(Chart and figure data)
◇ ◇ ◇ ◇ ◇ ◇ ◇

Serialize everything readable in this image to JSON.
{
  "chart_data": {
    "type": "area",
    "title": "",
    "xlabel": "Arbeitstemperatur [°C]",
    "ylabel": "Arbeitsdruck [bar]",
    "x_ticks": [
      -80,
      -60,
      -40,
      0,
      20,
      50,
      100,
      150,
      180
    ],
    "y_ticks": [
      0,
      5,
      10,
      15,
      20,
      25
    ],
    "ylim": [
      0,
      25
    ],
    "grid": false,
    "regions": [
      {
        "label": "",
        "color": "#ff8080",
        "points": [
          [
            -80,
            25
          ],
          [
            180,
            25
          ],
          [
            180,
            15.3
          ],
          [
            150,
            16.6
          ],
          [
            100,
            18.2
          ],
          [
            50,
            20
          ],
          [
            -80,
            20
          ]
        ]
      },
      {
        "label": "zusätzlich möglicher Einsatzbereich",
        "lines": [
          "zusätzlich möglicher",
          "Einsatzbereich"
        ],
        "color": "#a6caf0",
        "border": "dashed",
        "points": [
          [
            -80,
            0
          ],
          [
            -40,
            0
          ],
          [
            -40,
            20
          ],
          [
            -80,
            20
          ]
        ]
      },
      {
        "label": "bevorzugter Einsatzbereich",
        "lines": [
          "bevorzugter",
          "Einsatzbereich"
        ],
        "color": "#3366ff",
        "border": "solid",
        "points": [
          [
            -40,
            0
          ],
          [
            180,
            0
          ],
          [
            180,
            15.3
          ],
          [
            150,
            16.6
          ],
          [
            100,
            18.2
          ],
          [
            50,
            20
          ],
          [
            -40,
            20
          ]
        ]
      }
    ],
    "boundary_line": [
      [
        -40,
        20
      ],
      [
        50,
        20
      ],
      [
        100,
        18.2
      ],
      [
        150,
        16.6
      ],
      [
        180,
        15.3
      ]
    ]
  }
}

◇ ◇ ◇ ◇ ◇ ◇ ◇

◆ Exercise goal ◆
Which lines hold the string "zusätzlich"? List them all.

◆ Task response ◆
        "label": "zusätzlich möglicher Einsatzbereich",
          "zusätzlich möglicher",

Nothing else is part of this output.